* [Problem to solve]
Answer with nothing except the number of lines that contain the word "more".

* [Record extracts]
## START

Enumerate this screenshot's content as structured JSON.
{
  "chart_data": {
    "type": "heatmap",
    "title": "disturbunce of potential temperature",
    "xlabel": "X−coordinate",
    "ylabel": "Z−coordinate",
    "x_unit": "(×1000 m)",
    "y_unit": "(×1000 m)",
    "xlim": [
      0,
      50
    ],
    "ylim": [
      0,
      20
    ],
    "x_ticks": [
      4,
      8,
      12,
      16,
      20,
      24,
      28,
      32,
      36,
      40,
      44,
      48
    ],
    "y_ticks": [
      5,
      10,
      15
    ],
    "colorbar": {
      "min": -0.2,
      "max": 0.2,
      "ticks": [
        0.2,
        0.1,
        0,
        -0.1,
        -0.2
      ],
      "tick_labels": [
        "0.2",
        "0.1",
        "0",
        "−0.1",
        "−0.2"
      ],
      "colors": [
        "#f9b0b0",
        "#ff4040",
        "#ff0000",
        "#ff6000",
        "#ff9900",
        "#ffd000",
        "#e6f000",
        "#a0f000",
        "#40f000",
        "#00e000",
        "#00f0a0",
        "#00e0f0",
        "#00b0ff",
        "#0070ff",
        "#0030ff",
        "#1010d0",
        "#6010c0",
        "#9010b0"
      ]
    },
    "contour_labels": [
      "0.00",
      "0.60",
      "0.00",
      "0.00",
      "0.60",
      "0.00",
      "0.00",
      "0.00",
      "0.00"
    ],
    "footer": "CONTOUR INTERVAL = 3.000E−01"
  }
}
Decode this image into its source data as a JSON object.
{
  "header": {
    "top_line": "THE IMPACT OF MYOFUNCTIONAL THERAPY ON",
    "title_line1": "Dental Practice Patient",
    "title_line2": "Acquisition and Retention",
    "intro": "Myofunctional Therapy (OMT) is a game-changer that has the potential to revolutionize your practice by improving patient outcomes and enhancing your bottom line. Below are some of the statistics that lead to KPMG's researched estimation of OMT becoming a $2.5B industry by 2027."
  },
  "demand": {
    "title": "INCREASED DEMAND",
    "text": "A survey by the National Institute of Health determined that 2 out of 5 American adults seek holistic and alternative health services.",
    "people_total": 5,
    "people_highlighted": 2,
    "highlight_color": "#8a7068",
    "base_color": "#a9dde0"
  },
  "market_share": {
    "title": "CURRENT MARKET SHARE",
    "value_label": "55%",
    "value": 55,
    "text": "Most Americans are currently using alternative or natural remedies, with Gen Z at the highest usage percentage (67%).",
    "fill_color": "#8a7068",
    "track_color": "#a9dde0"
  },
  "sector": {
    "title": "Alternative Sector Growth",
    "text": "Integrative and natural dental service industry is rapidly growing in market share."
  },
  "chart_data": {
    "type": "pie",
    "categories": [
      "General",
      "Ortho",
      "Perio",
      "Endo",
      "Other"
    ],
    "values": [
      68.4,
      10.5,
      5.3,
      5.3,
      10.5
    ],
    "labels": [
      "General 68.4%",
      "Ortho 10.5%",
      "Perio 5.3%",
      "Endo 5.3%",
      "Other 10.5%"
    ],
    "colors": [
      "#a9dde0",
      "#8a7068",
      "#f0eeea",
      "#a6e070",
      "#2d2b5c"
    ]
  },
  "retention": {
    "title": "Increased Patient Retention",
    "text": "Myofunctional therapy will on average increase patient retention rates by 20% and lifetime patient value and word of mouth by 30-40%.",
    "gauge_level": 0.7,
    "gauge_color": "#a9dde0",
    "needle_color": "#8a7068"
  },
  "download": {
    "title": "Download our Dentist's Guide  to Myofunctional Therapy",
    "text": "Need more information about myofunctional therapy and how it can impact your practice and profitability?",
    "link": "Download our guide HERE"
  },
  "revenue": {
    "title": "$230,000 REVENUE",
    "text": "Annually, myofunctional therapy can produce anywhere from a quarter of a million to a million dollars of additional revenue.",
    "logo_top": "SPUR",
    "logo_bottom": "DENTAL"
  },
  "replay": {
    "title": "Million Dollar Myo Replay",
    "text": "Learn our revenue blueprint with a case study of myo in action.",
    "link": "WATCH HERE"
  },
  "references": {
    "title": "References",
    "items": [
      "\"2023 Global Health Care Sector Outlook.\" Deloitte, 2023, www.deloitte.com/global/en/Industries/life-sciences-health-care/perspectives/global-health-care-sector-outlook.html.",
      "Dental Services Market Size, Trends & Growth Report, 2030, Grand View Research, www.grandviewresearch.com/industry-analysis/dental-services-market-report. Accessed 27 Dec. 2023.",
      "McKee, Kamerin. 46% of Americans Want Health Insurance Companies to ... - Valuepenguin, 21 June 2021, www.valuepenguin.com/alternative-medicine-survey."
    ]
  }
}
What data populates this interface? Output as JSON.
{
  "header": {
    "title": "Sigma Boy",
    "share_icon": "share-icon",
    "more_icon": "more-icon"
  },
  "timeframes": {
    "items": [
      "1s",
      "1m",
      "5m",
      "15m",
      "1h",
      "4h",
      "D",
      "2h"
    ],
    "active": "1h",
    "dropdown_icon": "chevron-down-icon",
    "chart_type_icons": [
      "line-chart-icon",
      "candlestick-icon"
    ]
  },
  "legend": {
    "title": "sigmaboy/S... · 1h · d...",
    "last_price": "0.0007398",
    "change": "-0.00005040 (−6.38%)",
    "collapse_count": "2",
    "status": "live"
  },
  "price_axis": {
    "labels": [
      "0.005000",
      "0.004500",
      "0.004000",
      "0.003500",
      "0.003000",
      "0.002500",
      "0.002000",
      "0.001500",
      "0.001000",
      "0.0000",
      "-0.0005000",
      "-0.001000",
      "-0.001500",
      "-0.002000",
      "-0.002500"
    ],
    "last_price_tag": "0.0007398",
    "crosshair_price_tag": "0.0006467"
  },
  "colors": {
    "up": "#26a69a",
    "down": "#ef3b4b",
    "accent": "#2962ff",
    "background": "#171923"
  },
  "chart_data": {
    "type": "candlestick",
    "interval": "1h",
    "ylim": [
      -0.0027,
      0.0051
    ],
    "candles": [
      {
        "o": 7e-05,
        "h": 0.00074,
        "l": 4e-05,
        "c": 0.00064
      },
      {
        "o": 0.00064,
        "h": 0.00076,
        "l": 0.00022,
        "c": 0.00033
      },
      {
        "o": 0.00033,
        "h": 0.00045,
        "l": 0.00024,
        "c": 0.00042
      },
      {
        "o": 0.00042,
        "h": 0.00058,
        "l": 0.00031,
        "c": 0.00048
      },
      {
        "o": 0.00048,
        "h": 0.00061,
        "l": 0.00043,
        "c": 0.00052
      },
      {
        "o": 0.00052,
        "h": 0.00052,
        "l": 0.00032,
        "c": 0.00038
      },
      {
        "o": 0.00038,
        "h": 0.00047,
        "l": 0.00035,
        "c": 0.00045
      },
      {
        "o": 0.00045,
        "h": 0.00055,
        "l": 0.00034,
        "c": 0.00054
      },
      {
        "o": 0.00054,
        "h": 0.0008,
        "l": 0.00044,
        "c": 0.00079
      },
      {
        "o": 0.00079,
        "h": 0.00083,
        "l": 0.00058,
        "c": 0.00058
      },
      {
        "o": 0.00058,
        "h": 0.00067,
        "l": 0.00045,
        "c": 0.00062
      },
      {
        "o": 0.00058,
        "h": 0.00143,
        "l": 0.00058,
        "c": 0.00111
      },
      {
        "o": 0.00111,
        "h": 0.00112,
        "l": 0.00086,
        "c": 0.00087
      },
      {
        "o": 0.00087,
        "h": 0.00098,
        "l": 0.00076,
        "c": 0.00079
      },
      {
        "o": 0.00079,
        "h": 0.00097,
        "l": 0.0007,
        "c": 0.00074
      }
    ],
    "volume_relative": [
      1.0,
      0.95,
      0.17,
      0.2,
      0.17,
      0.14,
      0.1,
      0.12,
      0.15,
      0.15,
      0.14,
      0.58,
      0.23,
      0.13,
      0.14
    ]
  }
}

## END
## START

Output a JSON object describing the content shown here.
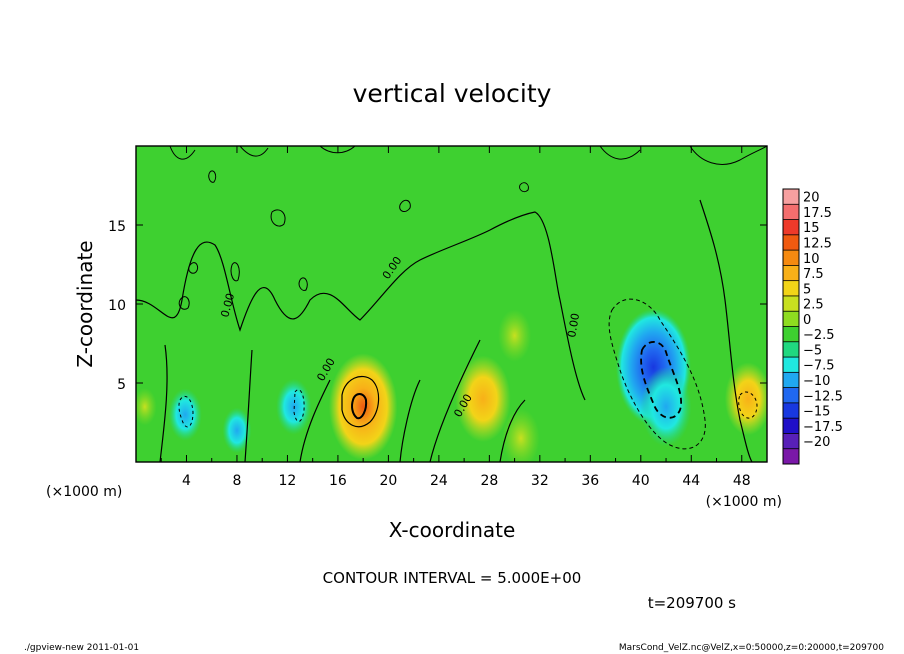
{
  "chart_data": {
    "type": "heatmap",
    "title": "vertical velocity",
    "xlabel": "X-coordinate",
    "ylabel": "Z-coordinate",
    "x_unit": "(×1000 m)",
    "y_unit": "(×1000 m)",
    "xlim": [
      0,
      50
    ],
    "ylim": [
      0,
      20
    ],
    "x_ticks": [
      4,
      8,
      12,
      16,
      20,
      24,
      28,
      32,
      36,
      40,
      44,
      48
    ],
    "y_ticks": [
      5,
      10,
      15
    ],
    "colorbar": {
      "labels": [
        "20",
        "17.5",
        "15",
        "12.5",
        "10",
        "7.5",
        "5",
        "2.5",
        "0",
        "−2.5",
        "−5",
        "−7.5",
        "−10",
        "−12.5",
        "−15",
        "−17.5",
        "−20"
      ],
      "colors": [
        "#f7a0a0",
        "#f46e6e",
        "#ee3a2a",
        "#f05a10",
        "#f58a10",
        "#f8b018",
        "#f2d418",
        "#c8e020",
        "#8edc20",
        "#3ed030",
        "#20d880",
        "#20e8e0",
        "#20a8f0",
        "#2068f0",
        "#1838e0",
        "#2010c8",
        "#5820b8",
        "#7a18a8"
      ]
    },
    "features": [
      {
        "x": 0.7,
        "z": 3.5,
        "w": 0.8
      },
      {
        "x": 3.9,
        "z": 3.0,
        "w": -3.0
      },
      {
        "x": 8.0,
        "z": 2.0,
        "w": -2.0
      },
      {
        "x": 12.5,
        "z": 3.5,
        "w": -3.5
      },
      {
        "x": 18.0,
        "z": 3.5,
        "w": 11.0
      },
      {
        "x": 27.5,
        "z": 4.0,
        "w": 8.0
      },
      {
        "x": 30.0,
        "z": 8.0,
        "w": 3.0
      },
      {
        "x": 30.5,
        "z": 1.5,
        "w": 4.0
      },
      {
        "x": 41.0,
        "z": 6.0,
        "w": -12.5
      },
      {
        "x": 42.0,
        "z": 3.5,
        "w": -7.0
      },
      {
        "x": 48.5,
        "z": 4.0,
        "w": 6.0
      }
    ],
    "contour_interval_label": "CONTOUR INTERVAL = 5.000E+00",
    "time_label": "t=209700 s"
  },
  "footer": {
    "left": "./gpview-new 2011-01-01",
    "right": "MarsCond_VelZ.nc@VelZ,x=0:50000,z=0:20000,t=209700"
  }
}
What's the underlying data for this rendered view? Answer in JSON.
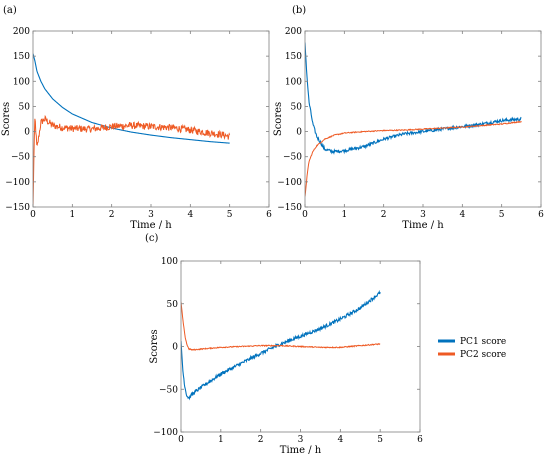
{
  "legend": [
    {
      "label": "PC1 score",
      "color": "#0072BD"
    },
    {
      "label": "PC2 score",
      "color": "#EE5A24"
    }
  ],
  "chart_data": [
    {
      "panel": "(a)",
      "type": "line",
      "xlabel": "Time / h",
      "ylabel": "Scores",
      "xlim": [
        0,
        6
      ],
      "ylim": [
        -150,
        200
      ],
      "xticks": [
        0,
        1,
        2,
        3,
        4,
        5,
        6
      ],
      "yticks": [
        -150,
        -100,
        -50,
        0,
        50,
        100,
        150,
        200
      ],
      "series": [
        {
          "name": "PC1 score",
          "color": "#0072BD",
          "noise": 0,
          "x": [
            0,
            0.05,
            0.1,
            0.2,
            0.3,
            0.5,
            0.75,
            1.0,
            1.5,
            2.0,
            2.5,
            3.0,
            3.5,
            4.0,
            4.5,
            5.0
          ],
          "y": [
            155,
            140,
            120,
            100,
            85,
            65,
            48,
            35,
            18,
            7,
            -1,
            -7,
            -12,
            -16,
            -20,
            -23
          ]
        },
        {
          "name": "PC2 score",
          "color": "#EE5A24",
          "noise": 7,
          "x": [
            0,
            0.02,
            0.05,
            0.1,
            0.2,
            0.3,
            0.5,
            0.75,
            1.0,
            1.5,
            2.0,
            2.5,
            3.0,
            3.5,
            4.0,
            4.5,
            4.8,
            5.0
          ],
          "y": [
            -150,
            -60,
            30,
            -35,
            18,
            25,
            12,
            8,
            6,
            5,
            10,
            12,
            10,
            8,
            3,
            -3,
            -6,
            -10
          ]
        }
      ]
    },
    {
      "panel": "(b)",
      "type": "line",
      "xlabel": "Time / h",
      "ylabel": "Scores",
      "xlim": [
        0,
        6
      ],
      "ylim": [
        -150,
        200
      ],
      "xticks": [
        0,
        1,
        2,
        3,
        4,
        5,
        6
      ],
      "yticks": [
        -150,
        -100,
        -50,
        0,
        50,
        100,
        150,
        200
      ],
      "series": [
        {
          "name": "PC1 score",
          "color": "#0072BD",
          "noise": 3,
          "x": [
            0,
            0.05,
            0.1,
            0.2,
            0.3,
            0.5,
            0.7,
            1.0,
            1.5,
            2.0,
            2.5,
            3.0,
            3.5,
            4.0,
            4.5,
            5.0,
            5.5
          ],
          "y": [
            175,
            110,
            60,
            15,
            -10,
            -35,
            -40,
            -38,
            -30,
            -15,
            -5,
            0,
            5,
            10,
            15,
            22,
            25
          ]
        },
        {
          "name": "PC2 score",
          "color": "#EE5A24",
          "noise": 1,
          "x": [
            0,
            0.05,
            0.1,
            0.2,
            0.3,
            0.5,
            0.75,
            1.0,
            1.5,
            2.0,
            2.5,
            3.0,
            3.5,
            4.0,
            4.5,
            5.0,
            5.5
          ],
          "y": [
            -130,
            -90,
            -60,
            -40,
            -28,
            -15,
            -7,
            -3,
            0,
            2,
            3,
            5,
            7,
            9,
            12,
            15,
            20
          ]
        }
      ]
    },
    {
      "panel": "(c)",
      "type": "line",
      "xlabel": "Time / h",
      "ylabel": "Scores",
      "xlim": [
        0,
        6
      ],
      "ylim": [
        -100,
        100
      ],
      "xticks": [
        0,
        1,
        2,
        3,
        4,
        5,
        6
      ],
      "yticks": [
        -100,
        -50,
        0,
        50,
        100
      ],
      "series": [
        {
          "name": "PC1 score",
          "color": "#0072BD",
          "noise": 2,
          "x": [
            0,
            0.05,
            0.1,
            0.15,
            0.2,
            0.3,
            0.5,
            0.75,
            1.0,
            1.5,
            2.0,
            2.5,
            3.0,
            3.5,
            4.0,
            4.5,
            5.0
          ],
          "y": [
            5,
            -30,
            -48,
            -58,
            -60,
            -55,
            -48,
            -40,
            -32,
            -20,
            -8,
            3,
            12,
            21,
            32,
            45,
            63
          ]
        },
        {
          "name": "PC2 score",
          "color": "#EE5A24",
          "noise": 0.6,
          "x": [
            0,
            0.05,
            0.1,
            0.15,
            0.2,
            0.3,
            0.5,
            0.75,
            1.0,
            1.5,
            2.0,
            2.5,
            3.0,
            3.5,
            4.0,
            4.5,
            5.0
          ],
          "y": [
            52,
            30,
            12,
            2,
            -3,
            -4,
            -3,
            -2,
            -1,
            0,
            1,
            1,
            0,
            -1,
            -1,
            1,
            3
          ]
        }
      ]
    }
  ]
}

## END
## START

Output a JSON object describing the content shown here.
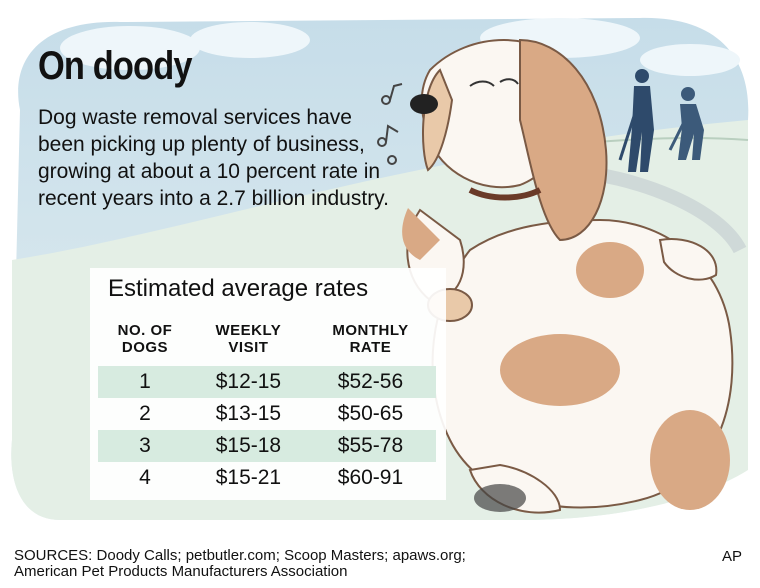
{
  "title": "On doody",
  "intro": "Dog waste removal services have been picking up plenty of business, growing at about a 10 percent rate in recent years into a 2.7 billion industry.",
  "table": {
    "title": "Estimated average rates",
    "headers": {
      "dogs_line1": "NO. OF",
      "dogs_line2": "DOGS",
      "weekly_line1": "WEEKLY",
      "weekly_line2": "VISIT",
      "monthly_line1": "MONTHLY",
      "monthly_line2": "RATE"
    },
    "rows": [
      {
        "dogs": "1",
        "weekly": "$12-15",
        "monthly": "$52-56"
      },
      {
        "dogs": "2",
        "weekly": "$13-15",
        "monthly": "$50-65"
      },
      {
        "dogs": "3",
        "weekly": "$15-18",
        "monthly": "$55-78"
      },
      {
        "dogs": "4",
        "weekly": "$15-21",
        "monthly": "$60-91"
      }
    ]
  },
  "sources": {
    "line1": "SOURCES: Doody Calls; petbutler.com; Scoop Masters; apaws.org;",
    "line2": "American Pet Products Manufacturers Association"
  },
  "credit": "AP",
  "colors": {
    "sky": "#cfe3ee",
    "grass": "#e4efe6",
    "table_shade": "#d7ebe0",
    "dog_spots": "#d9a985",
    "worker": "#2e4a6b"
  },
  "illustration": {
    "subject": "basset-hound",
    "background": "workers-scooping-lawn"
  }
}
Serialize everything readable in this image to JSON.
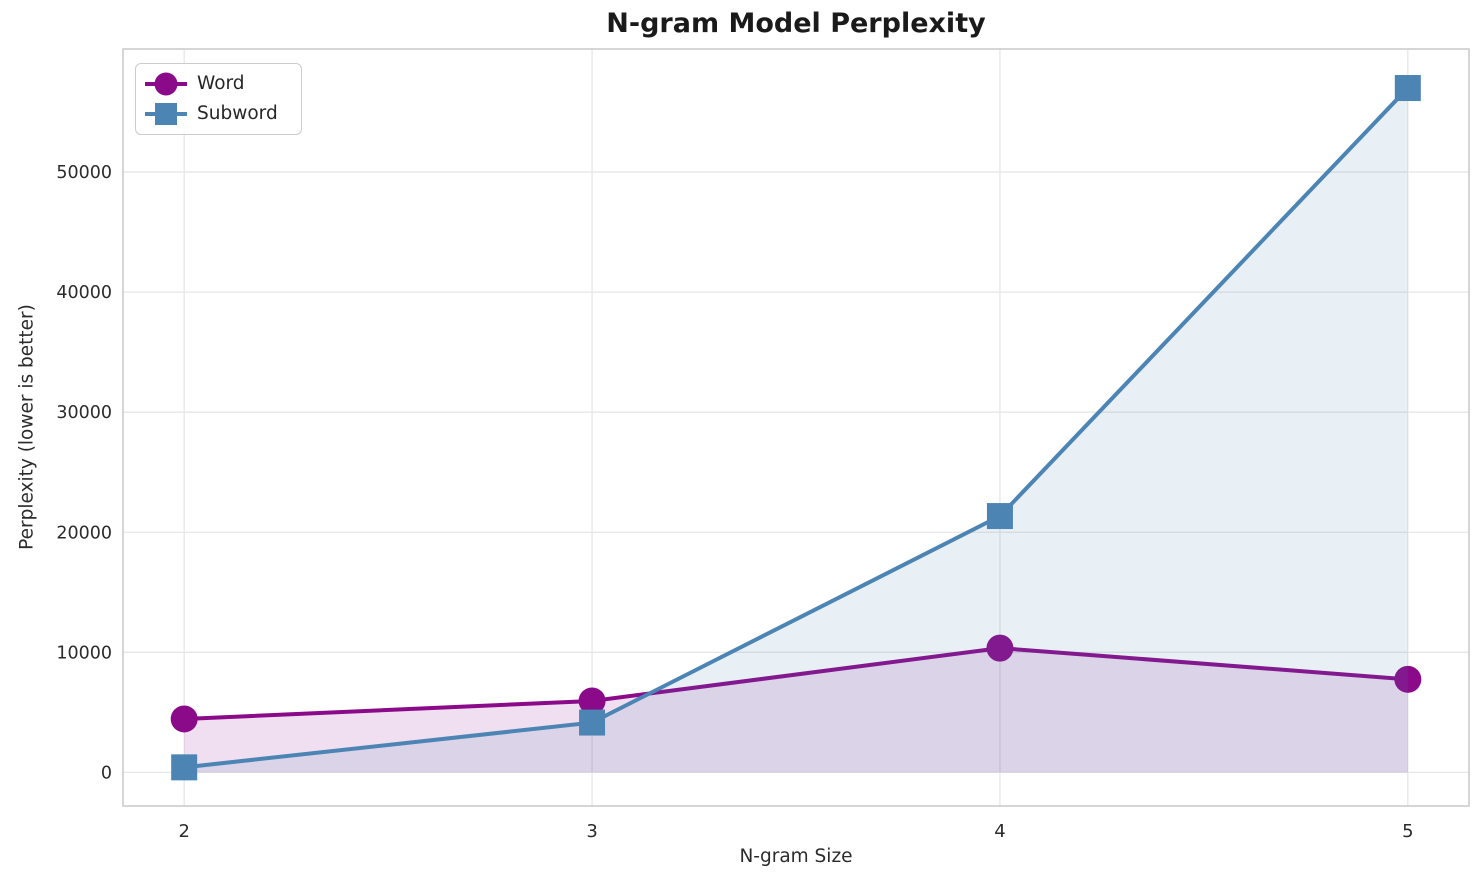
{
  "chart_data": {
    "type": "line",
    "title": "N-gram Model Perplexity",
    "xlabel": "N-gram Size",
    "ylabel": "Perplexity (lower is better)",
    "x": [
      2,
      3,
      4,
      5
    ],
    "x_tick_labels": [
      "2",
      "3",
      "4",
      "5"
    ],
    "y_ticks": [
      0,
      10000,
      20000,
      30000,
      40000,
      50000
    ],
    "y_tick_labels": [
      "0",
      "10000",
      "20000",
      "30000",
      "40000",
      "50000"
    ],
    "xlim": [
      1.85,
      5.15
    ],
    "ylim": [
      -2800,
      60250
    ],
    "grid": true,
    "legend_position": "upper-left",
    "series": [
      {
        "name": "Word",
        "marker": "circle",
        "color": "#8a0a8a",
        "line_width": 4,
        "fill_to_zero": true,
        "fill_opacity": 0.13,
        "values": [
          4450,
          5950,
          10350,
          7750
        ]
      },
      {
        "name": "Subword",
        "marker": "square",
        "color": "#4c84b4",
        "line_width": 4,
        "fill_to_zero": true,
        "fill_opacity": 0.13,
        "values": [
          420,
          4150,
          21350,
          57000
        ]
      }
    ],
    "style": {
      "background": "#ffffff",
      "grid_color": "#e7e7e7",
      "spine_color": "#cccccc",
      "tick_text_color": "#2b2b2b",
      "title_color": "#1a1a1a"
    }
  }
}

## END

* [Output below]
2